• DIRECTION 1
In the blog posts, restate the paragraph beginning "On the motorcycle theme, I have a neighbor" as a short bulleted list of its main facts.
• DIRECTION 2
Answer these questions from the blog posts:
(a) How tall are the cows in Raul Hernandez's herd?
(b) What kind of drive did Doug's BMW motorcycle have?
(c) What was the name of the Microsoft program that built an index for fast searching?
• DIRECTION 3
Carry the blog posts forward, continuing the Google Labs entry after its last sentence.

• EXTRACT PROVIDED
~The Catch-All Drawer~

Wednesday, October 27, 2004

mini cows
In 2002, News of the Weird mentioned a Wall Street Journal dispatch from Cuba, suggesting that Fidel Castro's 1987 vision of "apartment cows" was still a ways off. (Castro had pushed farmers to breed small cows, not much larger than dogs, that families could keep in small homes and that would supply their minimum daily quantities of milk.)

Two months after that story ran, a farmer in Rockwell, Iowa, said he had bred such miniature cows but that they were not good milk producers. Cut to September 2004: An Associated Press dispatch from San Juan Y Martinez, Cuba, touted rancher Raul Hernandez, who has now apparently successfully created a small herd of 28-inch-high cows that can deliver about five quarts of high-quality milk. [Billings Gazette-AP, 9-12-04]


Tossed in by: R.G.B.
. . . Wednesday, October 27, 2004 (0) comments

Friday, October 22, 2004

Man Sends Email by Thought
A paralysed man has checked his email and played computer games using an implanted device. I hope he doesn't waste all his time thinking about Solitaire.

Tossed in by: PDQ
. . . Friday, October 22, 2004 (0) comments

Tuesday, October 19, 2004

Motorcycles
My friend and room-mate in college had a motorcycle. It gave him some extra freedom and independence. He was not some burly Harley club guy, he was an accountant type, but always had something unique, as you would expect from a genuine personality like Doug, or 'Sarge" as I called him. For example he drove a BMW with a solid drive shaft instead of a chain drive, which impressed the cycle crowd, but went over my head. Doug and a friend tried to get me involved. Somehow they found a contact with a whole train car that had "WWII Indian US surplus cycles packed in cosmolene." If they could have found twenty people to buy in, they could have had them cheap, but it never happened.

Anyhow, I got an email from him lately, sort of out of the blue, and I made a page of old motorcycle pictures for him that I have collected over the years. Some of them came from a screen saver I bought 10 years ago, and others images culled from the web from time to time, popped into a directory that I didn't know what to do with. Here is the page, if you like old motorcycles.

On the motorcycle theme, I have a neighbor who posed an interesting moral question to me. I need input on this. He has a motorcycle in his garage that he has stored there, idle for years, since he got married. I guess he had been quite a risky rider in his youth, because he had promised his father he would not ride it again after he got married. He kept it, thinking that times could change things, and he really loved the bike. His father died some years ago, and still he feels he is still bound by his promise not to drive it. He clearly has doubts, and thinks there might be a statute of limitations on that sort of thing. He asked me what I thought. That's a tough one, isn't it? Leave comments please!

Tossed in by: R.G.B.
. . . Tuesday, October 19, 2004 (1) comments

Friday, October 15, 2004

Google Labs
I hate to be a Google pusher again, but it looks like they are invading into Microsoft territory with this one, so it is doubly interesting.

Background: When I studied Microsoft technical stuff, one of the installable services on their servers was a program called "Index Server". The idea was that instead of taking a long time to search for something in your database, or files, hard drives, or whatever, this index server would make an initial scan, and build an index. Then from then on it would keep track of each item as it is added, on the fly, keeping the index ready. Then when you searched for something, boom! it would be in the index, and you would immediately find it. Then, low and behold, they integrated it into Windows XP for free! You can turn it on and seach quickly.

[Records of where elements appear]
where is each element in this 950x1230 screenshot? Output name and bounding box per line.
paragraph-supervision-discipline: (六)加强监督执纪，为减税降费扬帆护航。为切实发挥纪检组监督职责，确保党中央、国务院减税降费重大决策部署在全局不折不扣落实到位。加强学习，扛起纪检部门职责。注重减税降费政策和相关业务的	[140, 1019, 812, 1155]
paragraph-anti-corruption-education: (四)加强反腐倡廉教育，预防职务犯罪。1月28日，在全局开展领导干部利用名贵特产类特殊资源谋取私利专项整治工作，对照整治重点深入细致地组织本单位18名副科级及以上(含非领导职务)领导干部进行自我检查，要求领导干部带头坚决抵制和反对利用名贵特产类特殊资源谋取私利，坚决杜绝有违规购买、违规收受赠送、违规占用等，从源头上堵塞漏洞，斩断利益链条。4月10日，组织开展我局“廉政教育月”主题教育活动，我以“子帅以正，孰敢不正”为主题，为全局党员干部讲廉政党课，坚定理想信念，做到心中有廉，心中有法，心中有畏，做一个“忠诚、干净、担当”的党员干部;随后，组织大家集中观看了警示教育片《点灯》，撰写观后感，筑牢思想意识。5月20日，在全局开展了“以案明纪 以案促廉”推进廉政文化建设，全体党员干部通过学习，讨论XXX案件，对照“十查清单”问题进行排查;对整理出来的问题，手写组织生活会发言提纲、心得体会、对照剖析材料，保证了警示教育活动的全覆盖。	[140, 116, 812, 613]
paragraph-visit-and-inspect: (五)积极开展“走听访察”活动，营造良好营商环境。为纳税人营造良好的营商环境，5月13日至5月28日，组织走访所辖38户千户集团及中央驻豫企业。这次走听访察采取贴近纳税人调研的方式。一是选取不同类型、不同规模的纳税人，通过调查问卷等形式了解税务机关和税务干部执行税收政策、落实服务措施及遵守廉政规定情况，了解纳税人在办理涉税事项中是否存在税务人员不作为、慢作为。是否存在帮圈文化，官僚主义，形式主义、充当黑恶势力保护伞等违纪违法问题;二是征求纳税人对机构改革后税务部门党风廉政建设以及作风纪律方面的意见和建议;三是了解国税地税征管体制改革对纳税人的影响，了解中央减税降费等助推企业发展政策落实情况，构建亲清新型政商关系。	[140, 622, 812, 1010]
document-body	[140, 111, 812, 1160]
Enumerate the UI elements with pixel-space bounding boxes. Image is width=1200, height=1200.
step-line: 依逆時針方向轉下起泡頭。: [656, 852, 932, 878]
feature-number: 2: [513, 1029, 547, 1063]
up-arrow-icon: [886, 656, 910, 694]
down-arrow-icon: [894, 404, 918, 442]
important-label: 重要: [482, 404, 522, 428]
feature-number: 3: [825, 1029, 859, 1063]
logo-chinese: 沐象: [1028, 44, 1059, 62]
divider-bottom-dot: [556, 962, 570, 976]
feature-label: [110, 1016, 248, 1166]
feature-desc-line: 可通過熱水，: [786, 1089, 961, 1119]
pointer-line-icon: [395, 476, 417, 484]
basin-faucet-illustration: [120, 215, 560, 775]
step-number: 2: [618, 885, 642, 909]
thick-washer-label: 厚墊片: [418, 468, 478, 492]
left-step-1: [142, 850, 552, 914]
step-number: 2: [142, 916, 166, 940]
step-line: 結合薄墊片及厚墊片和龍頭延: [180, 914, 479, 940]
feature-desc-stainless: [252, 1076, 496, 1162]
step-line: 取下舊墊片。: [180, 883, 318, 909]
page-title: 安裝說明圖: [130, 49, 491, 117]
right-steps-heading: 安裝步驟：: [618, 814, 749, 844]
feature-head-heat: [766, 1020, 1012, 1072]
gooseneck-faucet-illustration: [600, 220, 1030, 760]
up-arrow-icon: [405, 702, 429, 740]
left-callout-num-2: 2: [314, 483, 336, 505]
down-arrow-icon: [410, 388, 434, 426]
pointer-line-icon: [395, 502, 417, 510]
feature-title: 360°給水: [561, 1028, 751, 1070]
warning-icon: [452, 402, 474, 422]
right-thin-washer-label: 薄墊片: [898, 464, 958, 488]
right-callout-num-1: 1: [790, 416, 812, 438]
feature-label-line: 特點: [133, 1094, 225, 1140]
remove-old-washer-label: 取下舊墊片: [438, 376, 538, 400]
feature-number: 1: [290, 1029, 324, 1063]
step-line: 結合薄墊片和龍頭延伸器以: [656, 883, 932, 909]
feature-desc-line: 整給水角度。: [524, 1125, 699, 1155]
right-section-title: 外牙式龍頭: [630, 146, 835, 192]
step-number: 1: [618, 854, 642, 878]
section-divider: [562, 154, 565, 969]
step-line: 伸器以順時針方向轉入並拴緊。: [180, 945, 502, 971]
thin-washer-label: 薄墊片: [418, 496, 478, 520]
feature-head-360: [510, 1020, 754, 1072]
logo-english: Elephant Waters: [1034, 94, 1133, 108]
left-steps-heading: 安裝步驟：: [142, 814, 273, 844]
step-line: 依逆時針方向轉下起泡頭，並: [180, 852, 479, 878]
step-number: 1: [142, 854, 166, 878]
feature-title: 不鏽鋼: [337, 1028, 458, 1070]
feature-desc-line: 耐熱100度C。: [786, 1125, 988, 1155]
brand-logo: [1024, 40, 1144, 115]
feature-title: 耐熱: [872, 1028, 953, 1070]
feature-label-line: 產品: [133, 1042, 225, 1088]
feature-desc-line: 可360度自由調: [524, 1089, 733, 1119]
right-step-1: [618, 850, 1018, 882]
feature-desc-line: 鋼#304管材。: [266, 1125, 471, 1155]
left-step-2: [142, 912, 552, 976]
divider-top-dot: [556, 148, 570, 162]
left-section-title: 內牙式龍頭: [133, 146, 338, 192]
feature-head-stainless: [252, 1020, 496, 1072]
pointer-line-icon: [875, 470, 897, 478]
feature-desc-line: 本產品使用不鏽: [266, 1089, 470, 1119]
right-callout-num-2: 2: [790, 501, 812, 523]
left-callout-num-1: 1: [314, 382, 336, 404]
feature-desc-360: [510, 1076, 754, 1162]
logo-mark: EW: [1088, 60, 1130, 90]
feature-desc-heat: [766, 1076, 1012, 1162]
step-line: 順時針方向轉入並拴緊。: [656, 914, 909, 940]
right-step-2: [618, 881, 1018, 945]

• EXERCISE RESULT 1
- The writer's neighbor has kept a motorcycle idle in his garage for years, since he got married.
- He had promised his father he would not ride it again after marrying, apparently because he had been a risky rider in his youth.
- He kept the bike because he loved it and thought times could change.
- His father died some years ago, but he still feels bound by the promise.
- He has doubts, wonders whether such a promise has a statute of limitations, and asked the writer's opinion.
- The writer finds it a tough question and asks readers to leave comments.

• EXERCISE RESULT 2
(a) 28 inches high.
(b) A solid drive shaft instead of a chain drive.
(c) "Index Server".

• EXERCISE RESULT 3
Trouble is, it never worked well -- for me anyhow. After trying many configurations, I actually turned it off, not finding the benefit outweighing the overhead.

Now. . . . Google has offered a free PC tool to search your computer just like their web search engine. Want to find that email you wrote last year and all you remember is that you used the word "Infrastructure"? Search and ye shall find. Microsoft must be worried, and admit that their index server is not the answer, because they announced that they will have something like Google's offering "Soon."

Anyhow, try it for yourself from Google Labs

Tossed in by: R.G.B.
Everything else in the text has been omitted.